Stored entries

## Start

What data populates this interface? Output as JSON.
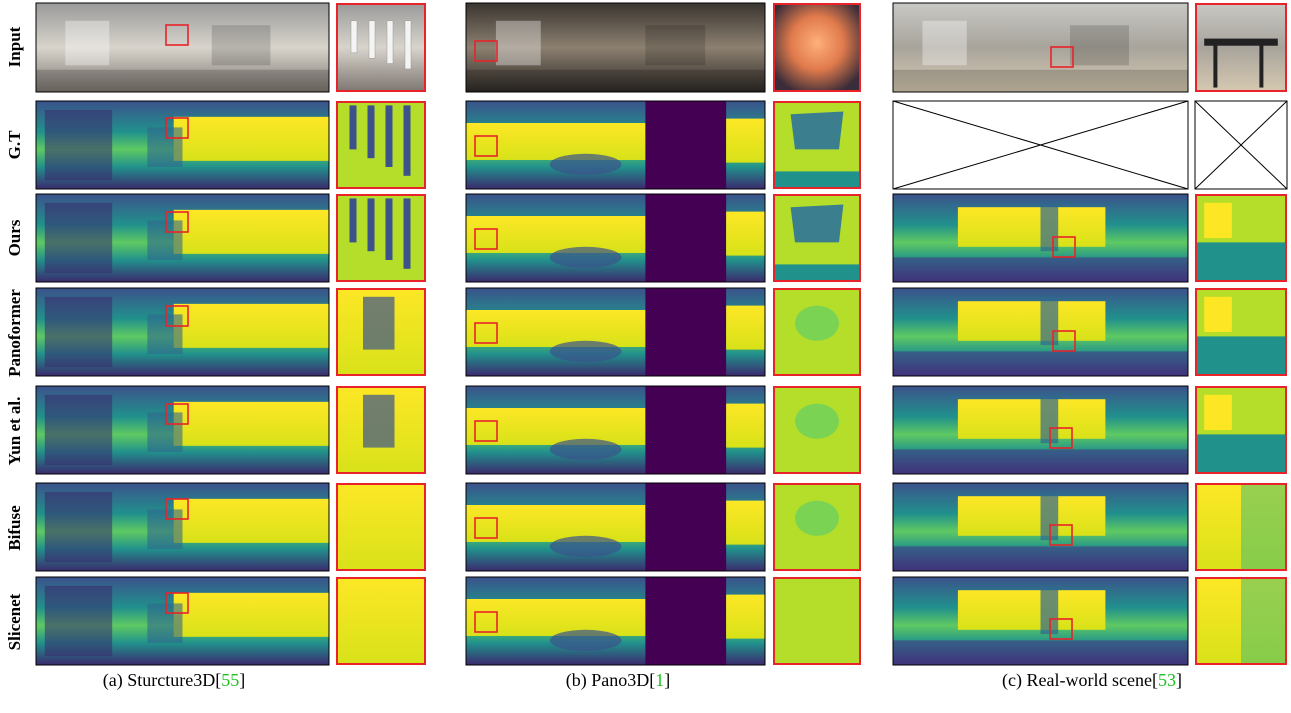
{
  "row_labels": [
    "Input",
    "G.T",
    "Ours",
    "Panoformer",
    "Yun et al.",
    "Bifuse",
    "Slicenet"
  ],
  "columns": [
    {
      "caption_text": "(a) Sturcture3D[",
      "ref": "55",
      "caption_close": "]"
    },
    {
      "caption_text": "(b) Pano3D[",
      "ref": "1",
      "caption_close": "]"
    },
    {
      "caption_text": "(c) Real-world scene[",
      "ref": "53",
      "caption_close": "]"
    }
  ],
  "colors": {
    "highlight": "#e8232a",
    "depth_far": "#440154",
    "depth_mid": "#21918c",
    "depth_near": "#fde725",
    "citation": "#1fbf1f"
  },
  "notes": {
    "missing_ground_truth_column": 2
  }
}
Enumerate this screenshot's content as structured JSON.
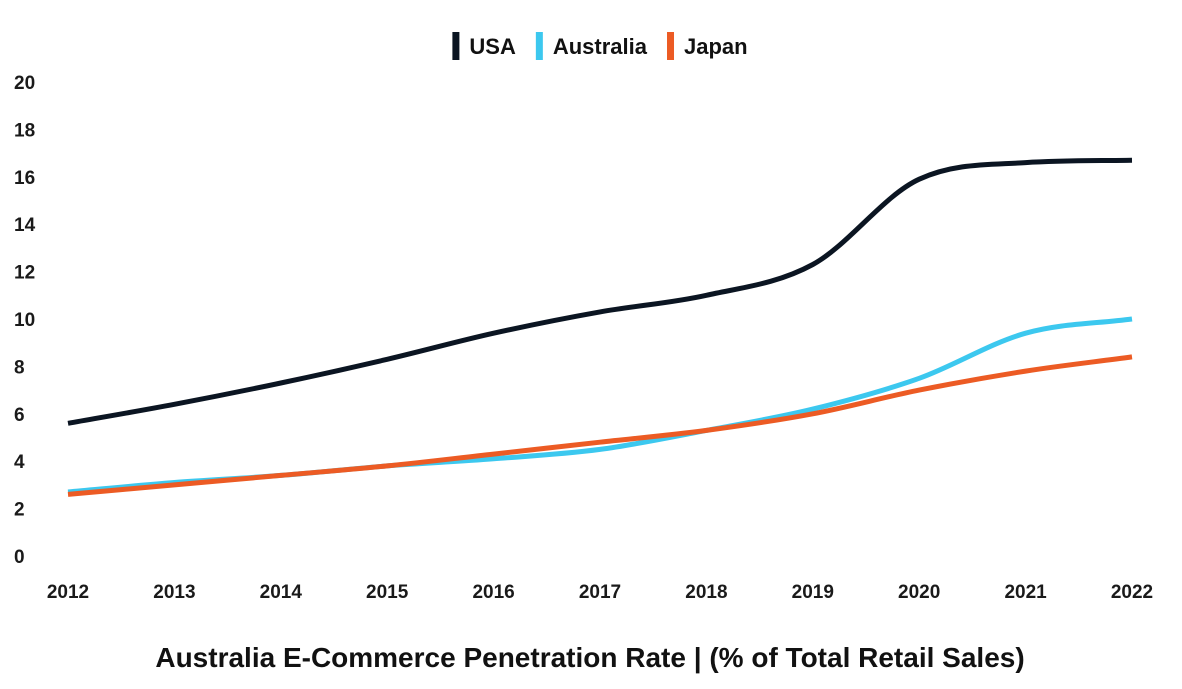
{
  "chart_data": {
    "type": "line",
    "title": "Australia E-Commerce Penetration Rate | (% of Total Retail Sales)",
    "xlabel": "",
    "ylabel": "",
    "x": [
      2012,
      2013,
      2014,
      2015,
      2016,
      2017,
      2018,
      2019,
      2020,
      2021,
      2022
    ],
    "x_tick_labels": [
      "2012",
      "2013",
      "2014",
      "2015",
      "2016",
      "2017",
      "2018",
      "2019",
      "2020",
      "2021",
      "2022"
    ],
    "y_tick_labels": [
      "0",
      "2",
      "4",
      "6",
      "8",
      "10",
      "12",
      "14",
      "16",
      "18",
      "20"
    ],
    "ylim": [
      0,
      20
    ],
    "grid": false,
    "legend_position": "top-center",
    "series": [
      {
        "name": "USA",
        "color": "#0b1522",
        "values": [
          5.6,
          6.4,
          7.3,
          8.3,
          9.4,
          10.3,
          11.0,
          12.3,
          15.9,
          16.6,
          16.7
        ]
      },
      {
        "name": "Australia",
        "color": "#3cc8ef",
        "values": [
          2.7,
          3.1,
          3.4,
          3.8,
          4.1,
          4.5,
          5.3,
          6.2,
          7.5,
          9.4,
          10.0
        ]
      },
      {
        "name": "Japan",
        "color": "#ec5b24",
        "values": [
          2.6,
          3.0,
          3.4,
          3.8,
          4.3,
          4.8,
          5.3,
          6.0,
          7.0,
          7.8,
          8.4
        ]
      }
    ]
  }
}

## End

**Task details:** Every record is to be reproduced exactly, with no pictures included.

**Result for this task:**
What data populates this interface? Output as JSON.
{
  "row_labels": [
    "Input",
    "G.T",
    "Ours",
    "Panoformer",
    "Yun et al.",
    "Bifuse",
    "Slicenet"
  ],
  "columns": [
    {
      "caption_text": "(a) Sturcture3D[",
      "ref": "55",
      "caption_close": "]"
    },
    {
      "caption_text": "(b) Pano3D[",
      "ref": "1",
      "caption_close": "]"
    },
    {
      "caption_text": "(c) Real-world scene[",
      "ref": "53",
      "caption_close": "]"
    }
  ],
  "colors": {
    "highlight": "#e8232a",
    "depth_far": "#440154",
    "depth_mid": "#21918c",
    "depth_near": "#fde725",
    "citation": "#1fbf1f"
  },
  "notes": {
    "missing_ground_truth_column": 2
  }
}
Enumerate this screenshot's content as structured JSON.
{
  "chart_data": {
    "type": "line",
    "title": "Australia E-Commerce Penetration Rate | (% of Total Retail Sales)",
    "xlabel": "",
    "ylabel": "",
    "x": [
      2012,
      2013,
      2014,
      2015,
      2016,
      2017,
      2018,
      2019,
      2020,
      2021,
      2022
    ],
    "x_tick_labels": [
      "2012",
      "2013",
      "2014",
      "2015",
      "2016",
      "2017",
      "2018",
      "2019",
      "2020",
      "2021",
      "2022"
    ],
    "y_tick_labels": [
      "0",
      "2",
      "4",
      "6",
      "8",
      "10",
      "12",
      "14",
      "16",
      "18",
      "20"
    ],
    "ylim": [
      0,
      20
    ],
    "grid": false,
    "legend_position": "top-center",
    "series": [
      {
        "name": "USA",
        "color": "#0b1522",
        "values": [
          5.6,
          6.4,
          7.3,
          8.3,
          9.4,
          10.3,
          11.0,
          12.3,
          15.9,
          16.6,
          16.7
        ]
      },
      {
        "name": "Australia",
        "color": "#3cc8ef",
        "values": [
          2.7,
          3.1,
          3.4,
          3.8,
          4.1,
          4.5,
          5.3,
          6.2,
          7.5,
          9.4,
          10.0
        ]
      },
      {
        "name": "Japan",
        "color": "#ec5b24",
        "values": [
          2.6,
          3.0,
          3.4,
          3.8,
          4.3,
          4.8,
          5.3,
          6.0,
          7.0,
          7.8,
          8.4
        ]
      }
    ]
  }
}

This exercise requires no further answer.